### Do this
Please print the full listing exactly.

-------------------------

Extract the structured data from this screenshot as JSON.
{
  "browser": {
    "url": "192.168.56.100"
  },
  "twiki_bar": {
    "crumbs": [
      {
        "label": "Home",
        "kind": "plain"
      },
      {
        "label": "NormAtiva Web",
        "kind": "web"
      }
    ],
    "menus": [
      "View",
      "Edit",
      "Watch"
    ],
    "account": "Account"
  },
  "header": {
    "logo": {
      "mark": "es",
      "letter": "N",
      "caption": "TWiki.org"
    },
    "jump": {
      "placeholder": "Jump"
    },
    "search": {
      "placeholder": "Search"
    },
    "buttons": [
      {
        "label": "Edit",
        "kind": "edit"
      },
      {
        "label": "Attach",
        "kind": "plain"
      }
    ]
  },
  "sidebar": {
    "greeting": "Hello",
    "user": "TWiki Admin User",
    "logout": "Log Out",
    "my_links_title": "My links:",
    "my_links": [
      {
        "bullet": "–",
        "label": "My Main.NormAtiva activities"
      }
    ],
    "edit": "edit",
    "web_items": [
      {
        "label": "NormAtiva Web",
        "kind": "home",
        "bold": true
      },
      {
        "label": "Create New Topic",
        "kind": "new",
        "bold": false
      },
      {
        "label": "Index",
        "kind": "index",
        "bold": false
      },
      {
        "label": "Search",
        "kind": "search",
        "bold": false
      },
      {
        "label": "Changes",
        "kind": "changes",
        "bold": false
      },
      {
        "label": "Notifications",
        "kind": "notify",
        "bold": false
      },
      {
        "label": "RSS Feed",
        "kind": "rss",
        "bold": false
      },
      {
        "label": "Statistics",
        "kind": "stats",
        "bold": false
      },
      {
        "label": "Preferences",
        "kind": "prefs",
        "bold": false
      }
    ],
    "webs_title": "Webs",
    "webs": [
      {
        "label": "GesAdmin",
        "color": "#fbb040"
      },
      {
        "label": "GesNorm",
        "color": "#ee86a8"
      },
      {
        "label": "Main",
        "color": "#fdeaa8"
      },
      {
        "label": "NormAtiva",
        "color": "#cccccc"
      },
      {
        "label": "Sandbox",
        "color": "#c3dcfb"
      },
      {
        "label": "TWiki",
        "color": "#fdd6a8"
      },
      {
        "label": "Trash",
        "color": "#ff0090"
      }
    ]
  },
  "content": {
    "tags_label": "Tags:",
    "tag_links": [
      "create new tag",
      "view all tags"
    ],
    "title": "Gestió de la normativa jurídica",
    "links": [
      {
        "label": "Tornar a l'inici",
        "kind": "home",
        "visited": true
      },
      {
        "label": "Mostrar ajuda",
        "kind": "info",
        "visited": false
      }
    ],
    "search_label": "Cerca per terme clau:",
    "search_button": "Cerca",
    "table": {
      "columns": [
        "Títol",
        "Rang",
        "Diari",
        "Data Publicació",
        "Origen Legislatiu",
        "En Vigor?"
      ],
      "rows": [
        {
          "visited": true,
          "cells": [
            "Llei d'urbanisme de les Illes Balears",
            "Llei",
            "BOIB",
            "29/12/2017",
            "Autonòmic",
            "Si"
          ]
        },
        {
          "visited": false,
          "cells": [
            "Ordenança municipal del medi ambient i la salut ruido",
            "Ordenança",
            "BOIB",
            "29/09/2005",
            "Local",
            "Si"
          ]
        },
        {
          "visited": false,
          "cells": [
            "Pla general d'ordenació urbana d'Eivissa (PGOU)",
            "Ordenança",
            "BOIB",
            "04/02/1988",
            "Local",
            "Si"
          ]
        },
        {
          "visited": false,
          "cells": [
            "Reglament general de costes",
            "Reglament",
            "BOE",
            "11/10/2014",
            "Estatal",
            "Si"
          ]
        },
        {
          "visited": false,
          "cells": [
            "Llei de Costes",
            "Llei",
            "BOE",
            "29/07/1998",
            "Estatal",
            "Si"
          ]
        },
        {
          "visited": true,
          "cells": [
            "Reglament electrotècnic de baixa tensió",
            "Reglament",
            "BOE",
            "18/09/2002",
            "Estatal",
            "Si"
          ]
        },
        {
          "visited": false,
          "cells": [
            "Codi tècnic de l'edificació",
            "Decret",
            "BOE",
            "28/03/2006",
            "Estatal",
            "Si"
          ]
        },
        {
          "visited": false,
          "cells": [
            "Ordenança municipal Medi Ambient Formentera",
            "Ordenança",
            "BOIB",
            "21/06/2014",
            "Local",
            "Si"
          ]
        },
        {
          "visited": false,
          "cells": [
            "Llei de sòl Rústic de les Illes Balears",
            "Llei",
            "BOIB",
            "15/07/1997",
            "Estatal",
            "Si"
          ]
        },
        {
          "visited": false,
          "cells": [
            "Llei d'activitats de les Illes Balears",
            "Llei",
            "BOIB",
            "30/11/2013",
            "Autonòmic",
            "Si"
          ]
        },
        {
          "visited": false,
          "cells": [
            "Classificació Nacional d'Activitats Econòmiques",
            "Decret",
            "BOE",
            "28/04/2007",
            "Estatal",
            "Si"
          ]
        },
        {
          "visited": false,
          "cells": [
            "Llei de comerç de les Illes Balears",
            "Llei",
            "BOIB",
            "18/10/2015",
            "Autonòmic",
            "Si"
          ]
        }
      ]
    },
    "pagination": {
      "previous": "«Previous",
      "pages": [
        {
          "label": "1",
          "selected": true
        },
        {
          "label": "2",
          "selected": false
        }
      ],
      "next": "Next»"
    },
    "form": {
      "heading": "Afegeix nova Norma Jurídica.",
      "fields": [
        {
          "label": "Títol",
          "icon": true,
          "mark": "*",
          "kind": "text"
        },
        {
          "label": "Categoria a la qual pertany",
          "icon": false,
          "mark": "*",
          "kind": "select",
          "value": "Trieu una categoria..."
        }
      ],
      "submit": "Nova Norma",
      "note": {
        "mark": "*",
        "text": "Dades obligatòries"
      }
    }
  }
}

-------------------------

### Expected output
Extract the structured data from this screenshot as JSON.
{
  "browser": {
    "url": "192.168.56.100"
  },
  "twiki_bar": {
    "crumbs": [
      {
        "label": "Home",
        "kind": "plain"
      },
      {
        "label": "NormAtiva Web",
        "kind": "web"
      }
    ],
    "menus": [
      "View",
      "Edit",
      "Watch"
    ],
    "account": "Account"
  },
  "header": {
    "logo": {
      "mark": "es",
      "letter": "N",
      "caption": "TWiki.org"
    },
    "jump": {
      "placeholder": "Jump"
    },
    "search": {
      "placeholder": "Search"
    },
    "buttons": [
      {
        "label": "Edit",
        "kind": "edit"
      },
      {
        "label": "Attach",
        "kind": "plain"
      }
    ]
  },
  "sidebar": {
    "greeting": "Hello",
    "user": "TWiki Admin User",
    "logout": "Log Out",
    "my_links_title": "My links:",
    "my_links": [
      {
        "bullet": "–",
        "label": "My Main.NormAtiva activities"
      }
    ],
    "edit": "edit",
    "web_items": [
      {
        "label": "NormAtiva Web",
        "kind": "home",
        "bold": true
      },
      {
        "label": "Create New Topic",
        "kind": "new",
        "bold": false
      },
      {
        "label": "Index",
        "kind": "index",
        "bold": false
      },
      {
        "label": "Search",
        "kind": "search",
        "bold": false
      },
      {
        "label": "Changes",
        "kind": "changes",
        "bold": false
      },
      {
        "label": "Notifications",
        "kind": "notify",
        "bold": false
      },
      {
        "label": "RSS Feed",
        "kind": "rss",
        "bold": false
      },
      {
        "label": "Statistics",
        "kind": "stats",
        "bold": false
      },
      {
        "label": "Preferences",
        "kind": "prefs",
        "bold": false
      }
    ],
    "webs_title": "Webs",
    "webs": [
      {
        "label": "GesAdmin",
        "color": "#fbb040"
      },
      {
        "label": "GesNorm",
        "color": "#ee86a8"
      },
      {
        "label": "Main",
        "color": "#fdeaa8"
      },
      {
        "label": "NormAtiva",
        "color": "#cccccc"
      },
      {
        "label": "Sandbox",
        "color": "#c3dcfb"
      },
      {
        "label": "TWiki",
        "color": "#fdd6a8"
      },
      {
        "label": "Trash",
        "color": "#ff0090"
      }
    ]
  },
  "content": {
    "tags_label": "Tags:",
    "tag_links": [
      "create new tag",
      "view all tags"
    ],
    "title": "Gestió de la normativa jurídica",
    "links": [
      {
        "label": "Tornar a l'inici",
        "kind": "home",
        "visited": true
      },
      {
        "label": "Mostrar ajuda",
        "kind": "info",
        "visited": false
      }
    ],
    "search_label": "Cerca per terme clau:",
    "search_button": "Cerca",
    "table": {
      "columns": [
        "Títol",
        "Rang",
        "Diari",
        "Data Publicació",
        "Origen Legislatiu",
        "En Vigor?"
      ],
      "rows": [
        {
          "visited": true,
          "cells": [
            "Llei d'urbanisme de les Illes Balears",
            "Llei",
            "BOIB",
            "29/12/2017",
            "Autonòmic",
            "Si"
          ]
        },
        {
          "visited": false,
          "cells": [
            "Ordenança municipal del medi ambient i la salut ruido",
            "Ordenança",
            "BOIB",
            "29/09/2005",
            "Local",
            "Si"
          ]
        },
        {
          "visited": false,
          "cells": [
            "Pla general d'ordenació urbana d'Eivissa (PGOU)",
            "Ordenança",
            "BOIB",
            "04/02/1988",
            "Local",
            "Si"
          ]
        },
        {
          "visited": false,
          "cells": [
            "Reglament general de costes",
            "Reglament",
            "BOE",
            "11/10/2014",
            "Estatal",
            "Si"
          ]
        },
        {
          "visited": false,
          "cells": [
            "Llei de Costes",
            "Llei",
            "BOE",
            "29/07/1998",
            "Estatal",
            "Si"
          ]
        },
        {
          "visited": true,
          "cells": [
            "Reglament electrotècnic de baixa tensió",
            "Reglament",
            "BOE",
            "18/09/2002",
            "Estatal",
            "Si"
          ]
        },
        {
          "visited": false,
          "cells": [
            "Codi tècnic de l'edificació",
            "Decret",
            "BOE",
            "28/03/2006",
            "Estatal",
            "Si"
          ]
        },
        {
          "visited": false,
          "cells": [
            "Ordenança municipal Medi Ambient Formentera",
            "Ordenança",
            "BOIB",
            "21/06/2014",
            "Local",
            "Si"
          ]
        },
        {
          "visited": false,
          "cells": [
            "Llei de sòl Rústic de les Illes Balears",
            "Llei",
            "BOIB",
            "15/07/1997",
            "Estatal",
            "Si"
          ]
        },
        {
          "visited": false,
          "cells": [
            "Llei d'activitats de les Illes Balears",
            "Llei",
            "BOIB",
            "30/11/2013",
            "Autonòmic",
            "Si"
          ]
        },
        {
          "visited": false,
          "cells": [
            "Classificació Nacional d'Activitats Econòmiques",
            "Decret",
            "BOE",
            "28/04/2007",
            "Estatal",
            "Si"
          ]
        },
        {
          "visited": false,
          "cells": [
            "Llei de comerç de les Illes Balears",
            "Llei",
            "BOIB",
            "18/10/2015",
            "Autonòmic",
            "Si"
          ]
        }
      ]
    },
    "pagination": {
      "previous": "«Previous",
      "pages": [
        {
          "label": "1",
          "selected": true
        },
        {
          "label": "2",
          "selected": false
        }
      ],
      "next": "Next»"
    },
    "form": {
      "heading": "Afegeix nova Norma Jurídica.",
      "fields": [
        {
          "label": "Títol",
          "icon": true,
          "mark": "*",
          "kind": "text"
        },
        {
          "label": "Categoria a la qual pertany",
          "icon": false,
          "mark": "*",
          "kind": "select",
          "value": "Trieu una categoria..."
        }
      ],
      "submit": "Nova Norma",
      "note": {
        "mark": "*",
        "text": "Dades obligatòries"
      }
    }
  }
}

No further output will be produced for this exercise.